TASK = Your task is to return, word for word, only the lines from the line with "Read this page and output its text content." through the close of the data. Exclude all pictures.

[Stored records]
========================================

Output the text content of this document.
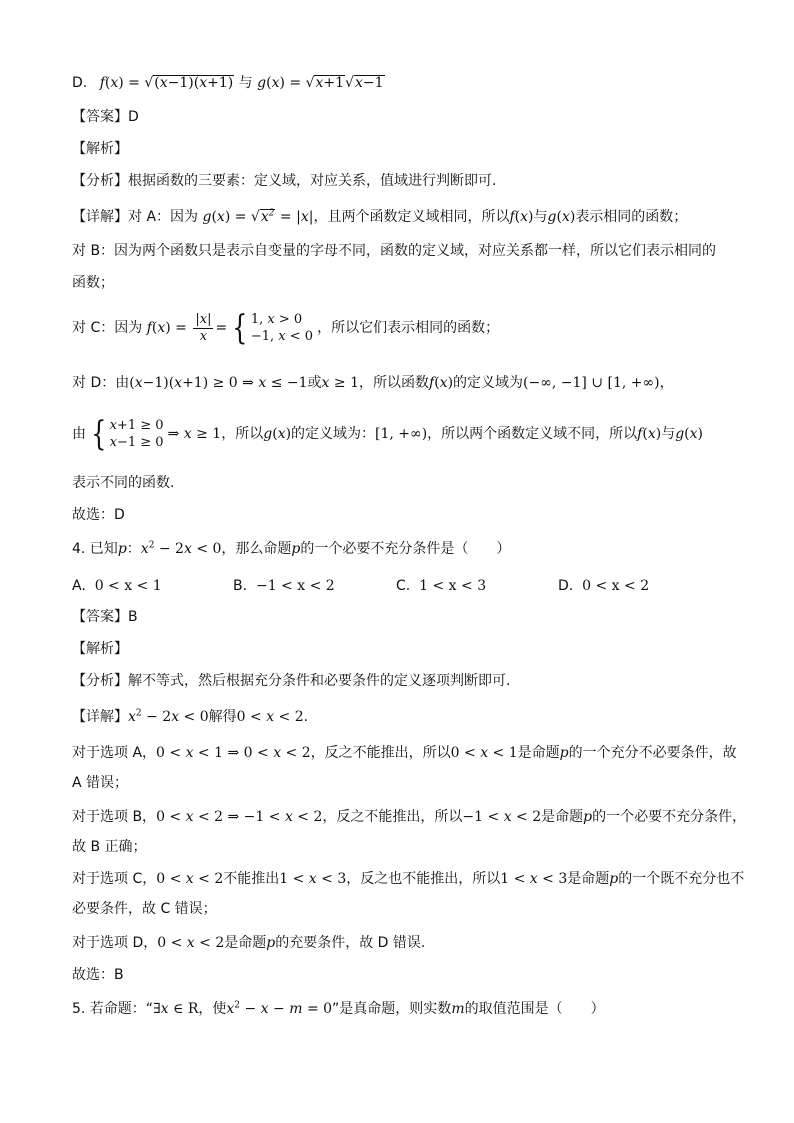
D. f(x) = √(x−1)(x+1) 与 g(x) = √x+1√x−1
【答案】D
【解析】
【分析】根据函数的三要素：定义域，对应关系，值域进行判断即可.
【详解】对 A：因为 $g(x) = √x^2 = |x|$，且两个函数定义域相同，所以f(x)与g(x)表示相同的函数；
对 B：因为两个函数只是表示自变量的字母不同，函数的定义域，对应关系都一样，所以它们表示相同的
函数；
对 C：因为 $f(x) = \frac{|x|}{x}$ = { 1, x > 0
−1, x < 0
，所以它们表示相同的函数；
对 D：由(x−1)(x+1) ≥ 0 ⇒ x ≤ −1或x ≥ 1，所以函数f(x)的定义域为(−∞, −1] ∪ [1, +∞)，
由 { x+1 ≥ 0
x−1 ≥ 0
⇒ x ≥ 1，所以g(x)的定义域为：[1, +∞)，所以两个函数定义域不同，所以f(x)与g(x)
表示不同的函数.
故选：D
4. 已知p：$x^2 - 2x < 0$，那么命题p的一个必要不充分条件是（　　）
A. 0 < x < 1	B. −1 < x < 2	C. 1 < x < 3	D. 0 < x < 2
【答案】B
【解析】
【分析】解不等式，然后根据充分条件和必要条件的定义逐项判断即可.
【详解】$x^2 - 2x < 0$解得0 < x < 2.
对于选项 A，0 < x < 1 ⇒ 0 < x < 2，反之不能推出，所以0 < x < 1是命题p的一个充分不必要条件，故
A 错误；
对于选项 B，0 < x < 2 ⇒ −1 < x < 2，反之不能推出，所以−1 < x < 2是命题p的一个必要不充分条件，
故 B 正确；
对于选项 C，0 < x < 2不能推出1 < x < 3，反之也不能推出，所以1 < x < 3是命题p的一个既不充分也不
必要条件，故 C 错误；
对于选项 D，0 < x < 2是命题p的充要条件，故 D 错误.
故选：B
5. 若命题：“∃x ∈ R，使$x^2 - x - m = 0$”是真命题，则实数m的取值范围是（　　）
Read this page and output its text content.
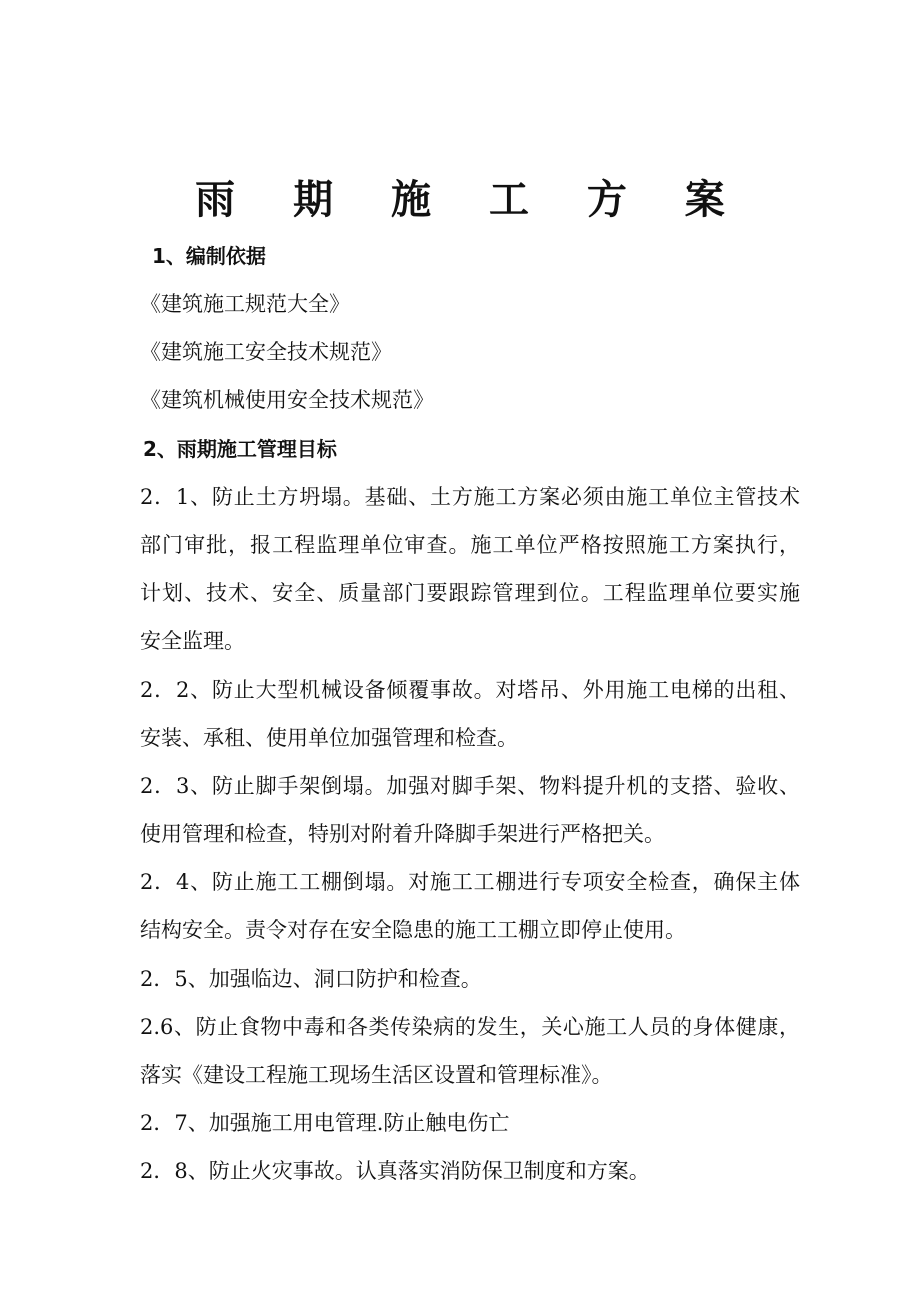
雨 期 施 工 方 案
1、编制依据
《建筑施工规范大全》
《建筑施工安全技术规范》
《建筑机械使用安全技术规范》
2、雨期施工管理目标
2．1、防止土方坍塌。基础、土方施工方案必须由施工单位主管技术
部门审批，报工程监理单位审查。施工单位严格按照施工方案执行，
计划、技术、安全、质量部门要跟踪管理到位。工程监理单位要实施
安全监理。
2．2、防止大型机械设备倾覆事故。对塔吊、外用施工电梯的出租、
安装、承租、使用单位加强管理和检查。
2．3、防止脚手架倒塌。加强对脚手架、物料提升机的支搭、验收、
使用管理和检查，特别对附着升降脚手架进行严格把关。
2．4、防止施工工棚倒塌。对施工工棚进行专项安全检查，确保主体
结构安全。责令对存在安全隐患的施工工棚立即停止使用。
2．5、加强临边、洞口防护和检查。
2.6、防止食物中毒和各类传染病的发生，关心施工人员的身体健康，
落实《建设工程施工现场生活区设置和管理标准》。
2．7、加强施工用电管理.防止触电伤亡
2．8、防止火灾事故。认真落实消防保卫制度和方案。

========================================

ANSWER BELOW =
Read this page and output its text content.
雨 期 施 工 方 案
1、编制依据
《建筑施工规范大全》
《建筑施工安全技术规范》
《建筑机械使用安全技术规范》
2、雨期施工管理目标
2．1、防止土方坍塌。基础、土方施工方案必须由施工单位主管技术
部门审批，报工程监理单位审查。施工单位严格按照施工方案执行，
计划、技术、安全、质量部门要跟踪管理到位。工程监理单位要实施
安全监理。
2．2、防止大型机械设备倾覆事故。对塔吊、外用施工电梯的出租、
安装、承租、使用单位加强管理和检查。
2．3、防止脚手架倒塌。加强对脚手架、物料提升机的支搭、验收、
使用管理和检查，特别对附着升降脚手架进行严格把关。
2．4、防止施工工棚倒塌。对施工工棚进行专项安全检查，确保主体
结构安全。责令对存在安全隐患的施工工棚立即停止使用。
2．5、加强临边、洞口防护和检查。
2.6、防止食物中毒和各类传染病的发生，关心施工人员的身体健康，
落实《建设工程施工现场生活区设置和管理标准》。
2．7、加强施工用电管理.防止触电伤亡
2．8、防止火灾事故。认真落实消防保卫制度和方案。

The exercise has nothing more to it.